→ **PROBLEM REQUIREMENTS**
Make an exact copy of all the material below, apart from the pictures.

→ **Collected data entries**
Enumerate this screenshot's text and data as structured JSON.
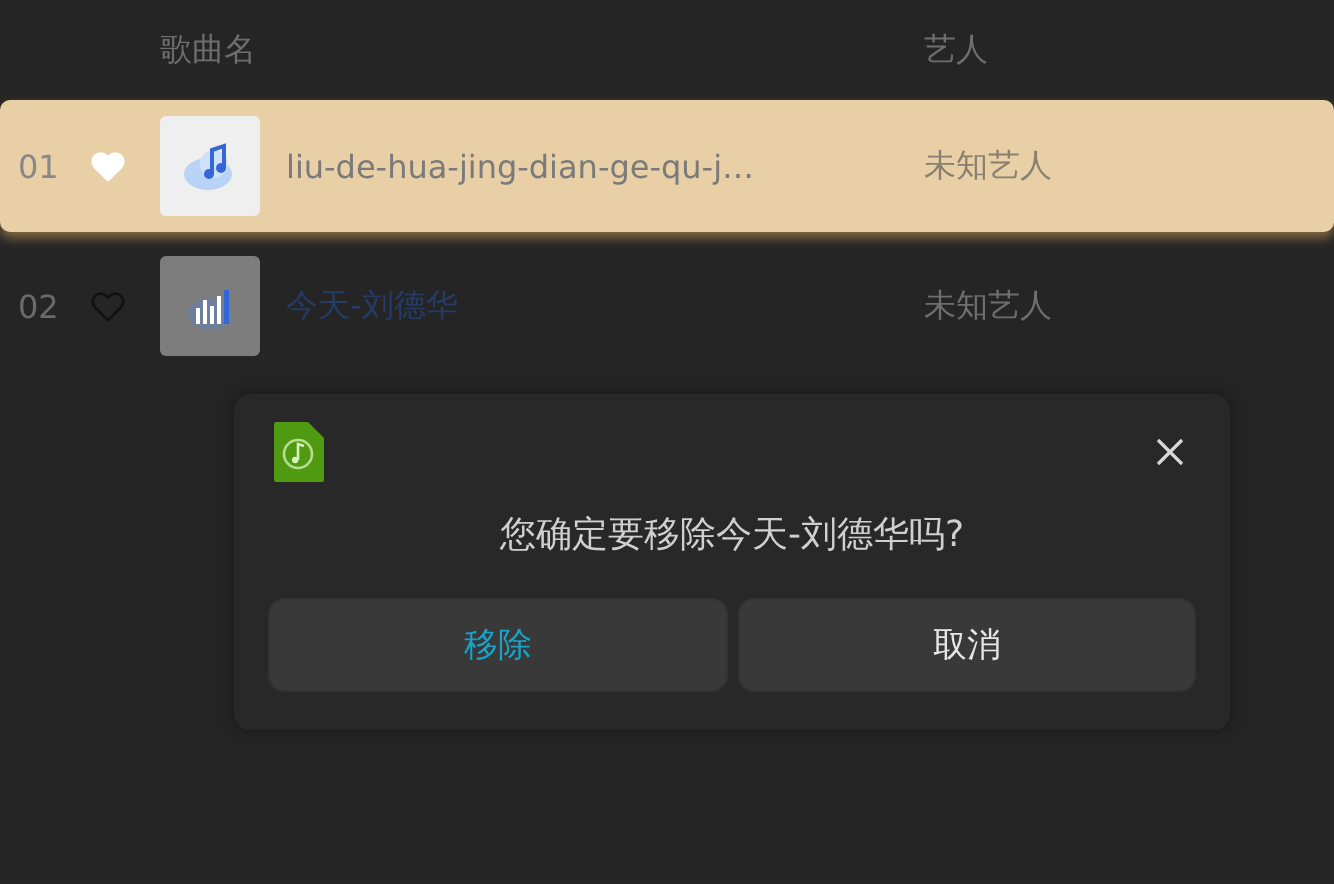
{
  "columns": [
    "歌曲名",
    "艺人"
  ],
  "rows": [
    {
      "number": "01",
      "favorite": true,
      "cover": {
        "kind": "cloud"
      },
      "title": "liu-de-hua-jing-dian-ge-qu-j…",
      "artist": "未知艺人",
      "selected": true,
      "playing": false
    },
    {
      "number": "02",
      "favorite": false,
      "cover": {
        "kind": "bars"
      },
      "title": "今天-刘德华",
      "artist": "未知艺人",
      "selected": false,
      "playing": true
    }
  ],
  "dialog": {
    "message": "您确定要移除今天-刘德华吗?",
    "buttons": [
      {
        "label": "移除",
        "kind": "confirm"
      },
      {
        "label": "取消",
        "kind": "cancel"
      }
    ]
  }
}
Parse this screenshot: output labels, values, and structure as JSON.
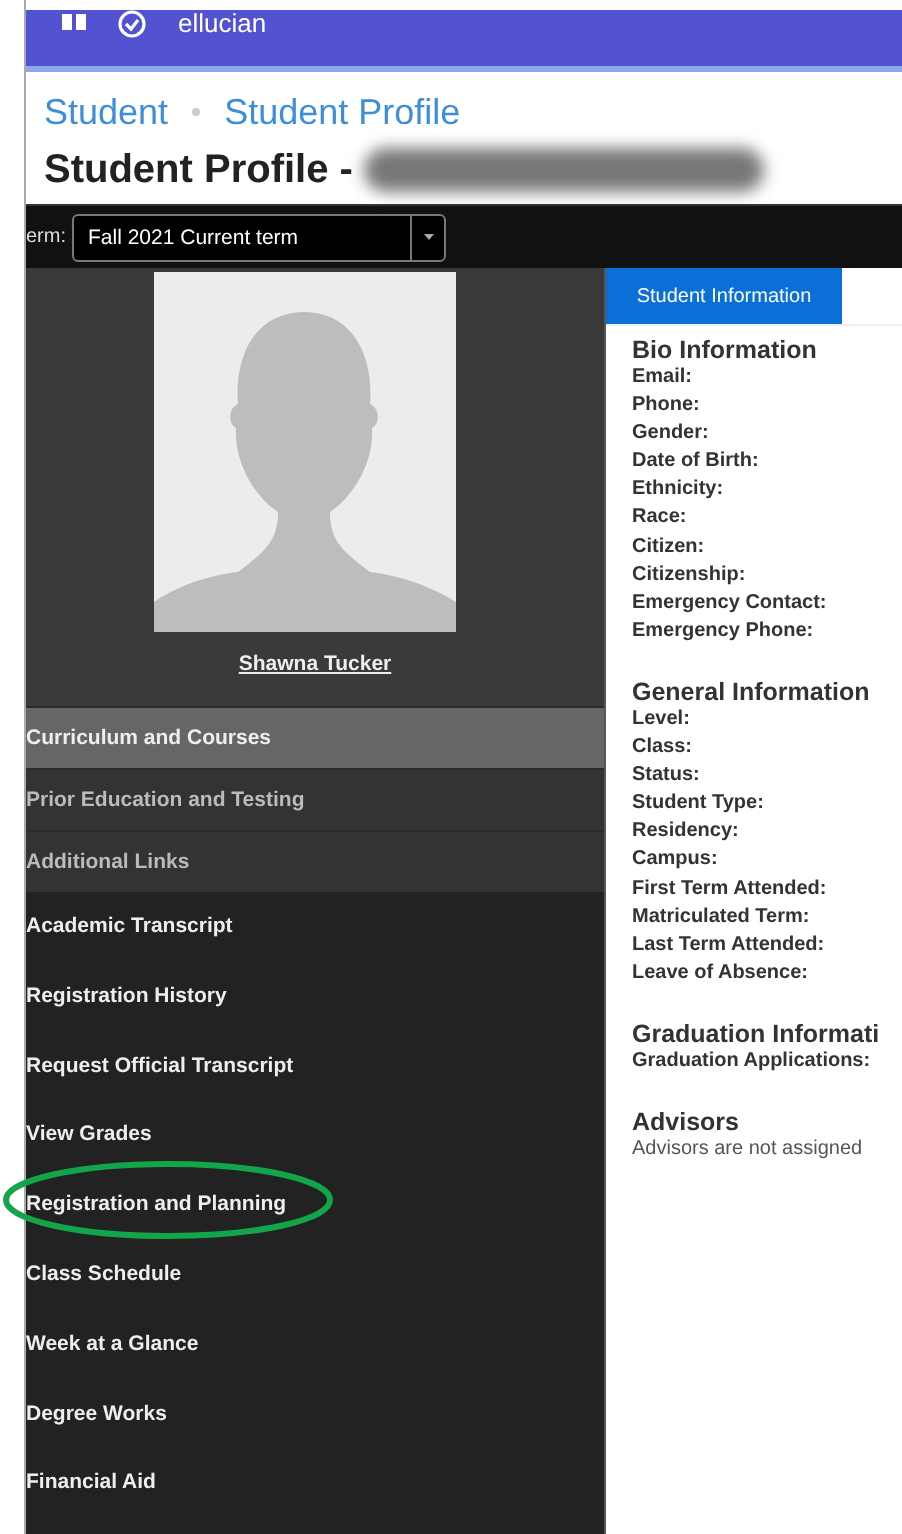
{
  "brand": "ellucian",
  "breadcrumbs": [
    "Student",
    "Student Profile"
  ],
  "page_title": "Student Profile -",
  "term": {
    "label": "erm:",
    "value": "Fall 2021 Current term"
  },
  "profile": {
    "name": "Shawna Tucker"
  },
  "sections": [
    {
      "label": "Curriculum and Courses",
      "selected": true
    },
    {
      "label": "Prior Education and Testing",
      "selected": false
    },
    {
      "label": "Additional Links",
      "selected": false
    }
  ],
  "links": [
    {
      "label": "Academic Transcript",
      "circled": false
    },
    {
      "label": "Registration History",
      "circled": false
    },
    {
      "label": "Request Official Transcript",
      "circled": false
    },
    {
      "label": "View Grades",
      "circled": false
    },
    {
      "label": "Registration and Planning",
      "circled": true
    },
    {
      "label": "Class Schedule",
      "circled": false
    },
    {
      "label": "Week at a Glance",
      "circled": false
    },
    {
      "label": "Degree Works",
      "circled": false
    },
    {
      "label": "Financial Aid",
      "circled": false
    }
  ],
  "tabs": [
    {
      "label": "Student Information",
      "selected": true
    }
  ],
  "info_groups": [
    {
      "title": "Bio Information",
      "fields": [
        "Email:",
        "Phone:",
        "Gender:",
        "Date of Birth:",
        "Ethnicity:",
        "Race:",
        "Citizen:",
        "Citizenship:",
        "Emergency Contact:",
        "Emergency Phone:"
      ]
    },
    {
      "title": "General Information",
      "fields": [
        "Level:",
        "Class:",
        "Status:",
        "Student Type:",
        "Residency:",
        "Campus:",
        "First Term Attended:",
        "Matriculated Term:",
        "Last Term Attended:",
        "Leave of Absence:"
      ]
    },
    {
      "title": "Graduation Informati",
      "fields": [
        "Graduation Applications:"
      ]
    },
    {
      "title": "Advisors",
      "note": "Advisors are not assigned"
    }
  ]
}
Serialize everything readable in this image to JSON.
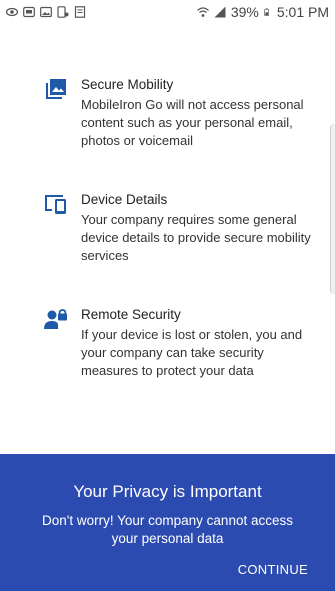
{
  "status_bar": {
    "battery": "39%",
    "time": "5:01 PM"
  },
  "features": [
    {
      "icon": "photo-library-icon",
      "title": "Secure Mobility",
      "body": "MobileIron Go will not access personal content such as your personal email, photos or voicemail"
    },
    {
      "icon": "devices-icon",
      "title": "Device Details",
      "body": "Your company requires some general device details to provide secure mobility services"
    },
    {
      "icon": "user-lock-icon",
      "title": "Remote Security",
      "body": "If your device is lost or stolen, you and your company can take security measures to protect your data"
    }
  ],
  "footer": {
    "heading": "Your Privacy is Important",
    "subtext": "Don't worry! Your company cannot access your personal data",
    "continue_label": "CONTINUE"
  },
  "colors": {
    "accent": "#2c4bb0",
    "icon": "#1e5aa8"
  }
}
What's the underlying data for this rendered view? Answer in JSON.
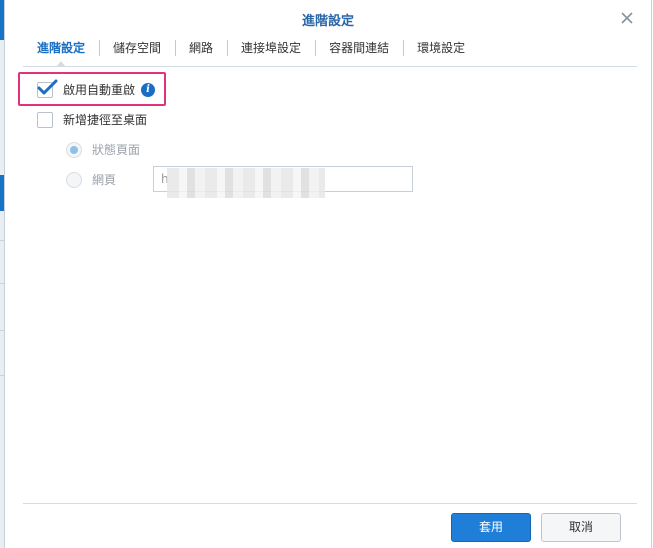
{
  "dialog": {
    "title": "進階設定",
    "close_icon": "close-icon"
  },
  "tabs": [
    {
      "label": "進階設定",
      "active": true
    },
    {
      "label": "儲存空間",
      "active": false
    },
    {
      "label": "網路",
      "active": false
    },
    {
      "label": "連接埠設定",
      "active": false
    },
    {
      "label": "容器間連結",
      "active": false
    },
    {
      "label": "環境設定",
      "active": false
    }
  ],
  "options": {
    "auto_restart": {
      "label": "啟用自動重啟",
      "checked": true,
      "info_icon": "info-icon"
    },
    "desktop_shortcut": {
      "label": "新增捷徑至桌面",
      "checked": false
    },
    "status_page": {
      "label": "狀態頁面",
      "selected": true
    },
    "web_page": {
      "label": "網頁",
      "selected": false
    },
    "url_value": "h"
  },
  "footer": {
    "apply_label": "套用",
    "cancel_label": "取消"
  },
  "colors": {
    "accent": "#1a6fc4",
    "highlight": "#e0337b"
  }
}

→ **RESULT OF THE EXERCISE**
Enumerate this screenshot's text and data as structured JSON.
{
  "columns": [
    "歌曲名",
    "艺人"
  ],
  "rows": [
    {
      "number": "01",
      "favorite": true,
      "cover": {
        "kind": "cloud"
      },
      "title": "liu-de-hua-jing-dian-ge-qu-j…",
      "artist": "未知艺人",
      "selected": true,
      "playing": false
    },
    {
      "number": "02",
      "favorite": false,
      "cover": {
        "kind": "bars"
      },
      "title": "今天-刘德华",
      "artist": "未知艺人",
      "selected": false,
      "playing": true
    }
  ],
  "dialog": {
    "message": "您确定要移除今天-刘德华吗?",
    "buttons": [
      {
        "label": "移除",
        "kind": "confirm"
      },
      {
        "label": "取消",
        "kind": "cancel"
      }
    ]
  }
}
Parse this screenshot: output labels, values, and structure as JSON.
{
  "brand": "ellucian",
  "breadcrumbs": [
    "Student",
    "Student Profile"
  ],
  "page_title": "Student Profile -",
  "term": {
    "label": "erm:",
    "value": "Fall 2021 Current term"
  },
  "profile": {
    "name": "Shawna Tucker"
  },
  "sections": [
    {
      "label": "Curriculum and Courses",
      "selected": true
    },
    {
      "label": "Prior Education and Testing",
      "selected": false
    },
    {
      "label": "Additional Links",
      "selected": false
    }
  ],
  "links": [
    {
      "label": "Academic Transcript",
      "circled": false
    },
    {
      "label": "Registration History",
      "circled": false
    },
    {
      "label": "Request Official Transcript",
      "circled": false
    },
    {
      "label": "View Grades",
      "circled": false
    },
    {
      "label": "Registration and Planning",
      "circled": true
    },
    {
      "label": "Class Schedule",
      "circled": false
    },
    {
      "label": "Week at a Glance",
      "circled": false
    },
    {
      "label": "Degree Works",
      "circled": false
    },
    {
      "label": "Financial Aid",
      "circled": false
    }
  ],
  "tabs": [
    {
      "label": "Student Information",
      "selected": true
    }
  ],
  "info_groups": [
    {
      "title": "Bio Information",
      "fields": [
        "Email:",
        "Phone:",
        "Gender:",
        "Date of Birth:",
        "Ethnicity:",
        "Race:",
        "Citizen:",
        "Citizenship:",
        "Emergency Contact:",
        "Emergency Phone:"
      ]
    },
    {
      "title": "General Information",
      "fields": [
        "Level:",
        "Class:",
        "Status:",
        "Student Type:",
        "Residency:",
        "Campus:",
        "First Term Attended:",
        "Matriculated Term:",
        "Last Term Attended:",
        "Leave of Absence:"
      ]
    },
    {
      "title": "Graduation Informati",
      "fields": [
        "Graduation Applications:"
      ]
    },
    {
      "title": "Advisors",
      "note": "Advisors are not assigned"
    }
  ]
}
Serialize everything readable in this image to JSON.
{
  "status_bar": {
    "battery": "39%",
    "time": "5:01 PM"
  },
  "features": [
    {
      "icon": "photo-library-icon",
      "title": "Secure Mobility",
      "body": "MobileIron Go will not access personal content such as your personal email, photos or voicemail"
    },
    {
      "icon": "devices-icon",
      "title": "Device Details",
      "body": "Your company requires some general device details to provide secure mobility services"
    },
    {
      "icon": "user-lock-icon",
      "title": "Remote Security",
      "body": "If your device is lost or stolen, you and your company can take security measures to protect your data"
    }
  ],
  "footer": {
    "heading": "Your Privacy is Important",
    "subtext": "Don't worry! Your company cannot access your personal data",
    "continue_label": "CONTINUE"
  },
  "colors": {
    "accent": "#2c4bb0",
    "icon": "#1e5aa8"
  }
}
What's the underlying data for this rendered view? Answer in JSON.
{
  "dialog": {
    "title": "進階設定",
    "close_icon": "close-icon"
  },
  "tabs": [
    {
      "label": "進階設定",
      "active": true
    },
    {
      "label": "儲存空間",
      "active": false
    },
    {
      "label": "網路",
      "active": false
    },
    {
      "label": "連接埠設定",
      "active": false
    },
    {
      "label": "容器間連結",
      "active": false
    },
    {
      "label": "環境設定",
      "active": false
    }
  ],
  "options": {
    "auto_restart": {
      "label": "啟用自動重啟",
      "checked": true,
      "info_icon": "info-icon"
    },
    "desktop_shortcut": {
      "label": "新增捷徑至桌面",
      "checked": false
    },
    "status_page": {
      "label": "狀態頁面",
      "selected": true
    },
    "web_page": {
      "label": "網頁",
      "selected": false
    },
    "url_value": "h"
  },
  "footer": {
    "apply_label": "套用",
    "cancel_label": "取消"
  },
  "colors": {
    "accent": "#1a6fc4",
    "highlight": "#e0337b"
  }
}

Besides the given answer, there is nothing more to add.